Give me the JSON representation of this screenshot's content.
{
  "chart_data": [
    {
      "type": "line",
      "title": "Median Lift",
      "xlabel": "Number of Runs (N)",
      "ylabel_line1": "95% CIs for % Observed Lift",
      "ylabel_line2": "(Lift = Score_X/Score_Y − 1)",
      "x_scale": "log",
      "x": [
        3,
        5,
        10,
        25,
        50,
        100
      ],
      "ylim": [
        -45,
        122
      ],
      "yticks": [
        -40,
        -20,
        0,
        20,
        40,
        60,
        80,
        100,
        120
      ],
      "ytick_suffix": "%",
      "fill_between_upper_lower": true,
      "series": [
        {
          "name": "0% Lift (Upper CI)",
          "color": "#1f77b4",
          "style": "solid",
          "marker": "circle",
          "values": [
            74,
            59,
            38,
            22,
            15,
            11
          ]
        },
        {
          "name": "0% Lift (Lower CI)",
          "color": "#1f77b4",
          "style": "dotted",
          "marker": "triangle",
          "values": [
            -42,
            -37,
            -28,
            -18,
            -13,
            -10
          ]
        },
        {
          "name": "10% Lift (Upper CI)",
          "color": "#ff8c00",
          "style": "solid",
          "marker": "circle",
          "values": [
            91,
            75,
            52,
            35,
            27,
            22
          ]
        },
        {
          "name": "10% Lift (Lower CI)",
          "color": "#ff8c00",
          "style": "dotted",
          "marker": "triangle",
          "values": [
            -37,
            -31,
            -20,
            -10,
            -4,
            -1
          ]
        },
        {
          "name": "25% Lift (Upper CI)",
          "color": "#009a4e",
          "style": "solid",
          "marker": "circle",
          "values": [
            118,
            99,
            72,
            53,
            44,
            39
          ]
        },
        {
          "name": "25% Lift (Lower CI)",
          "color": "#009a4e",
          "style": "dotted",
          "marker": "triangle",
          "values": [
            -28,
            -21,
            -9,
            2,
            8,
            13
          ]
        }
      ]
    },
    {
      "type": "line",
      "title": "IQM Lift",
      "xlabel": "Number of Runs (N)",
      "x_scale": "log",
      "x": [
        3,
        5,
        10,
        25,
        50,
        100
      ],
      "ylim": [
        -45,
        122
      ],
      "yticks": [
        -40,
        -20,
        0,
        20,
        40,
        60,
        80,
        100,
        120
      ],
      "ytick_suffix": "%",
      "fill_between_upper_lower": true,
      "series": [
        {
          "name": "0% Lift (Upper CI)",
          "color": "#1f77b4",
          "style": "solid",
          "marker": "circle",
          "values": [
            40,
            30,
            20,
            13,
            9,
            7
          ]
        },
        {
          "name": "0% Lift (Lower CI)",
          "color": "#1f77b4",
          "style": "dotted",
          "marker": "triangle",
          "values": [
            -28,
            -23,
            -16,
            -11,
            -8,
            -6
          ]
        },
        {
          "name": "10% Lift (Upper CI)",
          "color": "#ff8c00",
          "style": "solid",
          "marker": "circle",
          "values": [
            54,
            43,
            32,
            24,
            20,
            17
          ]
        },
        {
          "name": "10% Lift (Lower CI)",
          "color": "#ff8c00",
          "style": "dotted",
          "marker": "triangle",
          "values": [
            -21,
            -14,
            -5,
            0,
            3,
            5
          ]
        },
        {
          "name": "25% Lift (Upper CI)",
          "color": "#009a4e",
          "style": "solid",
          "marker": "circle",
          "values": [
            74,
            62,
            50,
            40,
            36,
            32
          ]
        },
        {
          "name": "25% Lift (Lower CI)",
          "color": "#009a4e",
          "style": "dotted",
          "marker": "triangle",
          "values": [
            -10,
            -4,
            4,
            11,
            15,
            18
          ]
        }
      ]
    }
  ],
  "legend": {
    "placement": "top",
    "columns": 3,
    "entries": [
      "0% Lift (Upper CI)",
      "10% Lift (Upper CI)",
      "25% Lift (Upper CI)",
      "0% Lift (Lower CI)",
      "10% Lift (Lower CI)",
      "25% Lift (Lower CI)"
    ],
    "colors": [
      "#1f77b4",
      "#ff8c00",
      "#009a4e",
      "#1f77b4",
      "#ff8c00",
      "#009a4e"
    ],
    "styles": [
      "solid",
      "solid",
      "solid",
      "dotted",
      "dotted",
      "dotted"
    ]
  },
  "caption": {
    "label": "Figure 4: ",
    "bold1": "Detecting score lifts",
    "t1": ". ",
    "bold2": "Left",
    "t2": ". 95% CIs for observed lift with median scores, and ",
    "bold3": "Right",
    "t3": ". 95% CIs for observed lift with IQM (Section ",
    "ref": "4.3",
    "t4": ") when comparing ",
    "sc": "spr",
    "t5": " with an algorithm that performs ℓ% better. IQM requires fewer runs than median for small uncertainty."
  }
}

Problem to work on - Emit the records above again, exactly, with no line skipped.

Complete output -
Give me the JSON representation of this screenshot's content.
{
  "chart_data": [
    {
      "type": "line",
      "title": "Median Lift",
      "xlabel": "Number of Runs (N)",
      "ylabel_line1": "95% CIs for % Observed Lift",
      "ylabel_line2": "(Lift = Score_X/Score_Y − 1)",
      "x_scale": "log",
      "x": [
        3,
        5,
        10,
        25,
        50,
        100
      ],
      "ylim": [
        -45,
        122
      ],
      "yticks": [
        -40,
        -20,
        0,
        20,
        40,
        60,
        80,
        100,
        120
      ],
      "ytick_suffix": "%",
      "fill_between_upper_lower": true,
      "series": [
        {
          "name": "0% Lift (Upper CI)",
          "color": "#1f77b4",
          "style": "solid",
          "marker": "circle",
          "values": [
            74,
            59,
            38,
            22,
            15,
            11
          ]
        },
        {
          "name": "0% Lift (Lower CI)",
          "color": "#1f77b4",
          "style": "dotted",
          "marker": "triangle",
          "values": [
            -42,
            -37,
            -28,
            -18,
            -13,
            -10
          ]
        },
        {
          "name": "10% Lift (Upper CI)",
          "color": "#ff8c00",
          "style": "solid",
          "marker": "circle",
          "values": [
            91,
            75,
            52,
            35,
            27,
            22
          ]
        },
        {
          "name": "10% Lift (Lower CI)",
          "color": "#ff8c00",
          "style": "dotted",
          "marker": "triangle",
          "values": [
            -37,
            -31,
            -20,
            -10,
            -4,
            -1
          ]
        },
        {
          "name": "25% Lift (Upper CI)",
          "color": "#009a4e",
          "style": "solid",
          "marker": "circle",
          "values": [
            118,
            99,
            72,
            53,
            44,
            39
          ]
        },
        {
          "name": "25% Lift (Lower CI)",
          "color": "#009a4e",
          "style": "dotted",
          "marker": "triangle",
          "values": [
            -28,
            -21,
            -9,
            2,
            8,
            13
          ]
        }
      ]
    },
    {
      "type": "line",
      "title": "IQM Lift",
      "xlabel": "Number of Runs (N)",
      "x_scale": "log",
      "x": [
        3,
        5,
        10,
        25,
        50,
        100
      ],
      "ylim": [
        -45,
        122
      ],
      "yticks": [
        -40,
        -20,
        0,
        20,
        40,
        60,
        80,
        100,
        120
      ],
      "ytick_suffix": "%",
      "fill_between_upper_lower": true,
      "series": [
        {
          "name": "0% Lift (Upper CI)",
          "color": "#1f77b4",
          "style": "solid",
          "marker": "circle",
          "values": [
            40,
            30,
            20,
            13,
            9,
            7
          ]
        },
        {
          "name": "0% Lift (Lower CI)",
          "color": "#1f77b4",
          "style": "dotted",
          "marker": "triangle",
          "values": [
            -28,
            -23,
            -16,
            -11,
            -8,
            -6
          ]
        },
        {
          "name": "10% Lift (Upper CI)",
          "color": "#ff8c00",
          "style": "solid",
          "marker": "circle",
          "values": [
            54,
            43,
            32,
            24,
            20,
            17
          ]
        },
        {
          "name": "10% Lift (Lower CI)",
          "color": "#ff8c00",
          "style": "dotted",
          "marker": "triangle",
          "values": [
            -21,
            -14,
            -5,
            0,
            3,
            5
          ]
        },
        {
          "name": "25% Lift (Upper CI)",
          "color": "#009a4e",
          "style": "solid",
          "marker": "circle",
          "values": [
            74,
            62,
            50,
            40,
            36,
            32
          ]
        },
        {
          "name": "25% Lift (Lower CI)",
          "color": "#009a4e",
          "style": "dotted",
          "marker": "triangle",
          "values": [
            -10,
            -4,
            4,
            11,
            15,
            18
          ]
        }
      ]
    }
  ],
  "legend": {
    "placement": "top",
    "columns": 3,
    "entries": [
      "0% Lift (Upper CI)",
      "10% Lift (Upper CI)",
      "25% Lift (Upper CI)",
      "0% Lift (Lower CI)",
      "10% Lift (Lower CI)",
      "25% Lift (Lower CI)"
    ],
    "colors": [
      "#1f77b4",
      "#ff8c00",
      "#009a4e",
      "#1f77b4",
      "#ff8c00",
      "#009a4e"
    ],
    "styles": [
      "solid",
      "solid",
      "solid",
      "dotted",
      "dotted",
      "dotted"
    ]
  },
  "caption": {
    "label": "Figure 4: ",
    "bold1": "Detecting score lifts",
    "t1": ". ",
    "bold2": "Left",
    "t2": ". 95% CIs for observed lift with median scores, and ",
    "bold3": "Right",
    "t3": ". 95% CIs for observed lift with IQM (Section ",
    "ref": "4.3",
    "t4": ") when comparing ",
    "sc": "spr",
    "t5": " with an algorithm that performs ℓ% better. IQM requires fewer runs than median for small uncertainty."
  }
}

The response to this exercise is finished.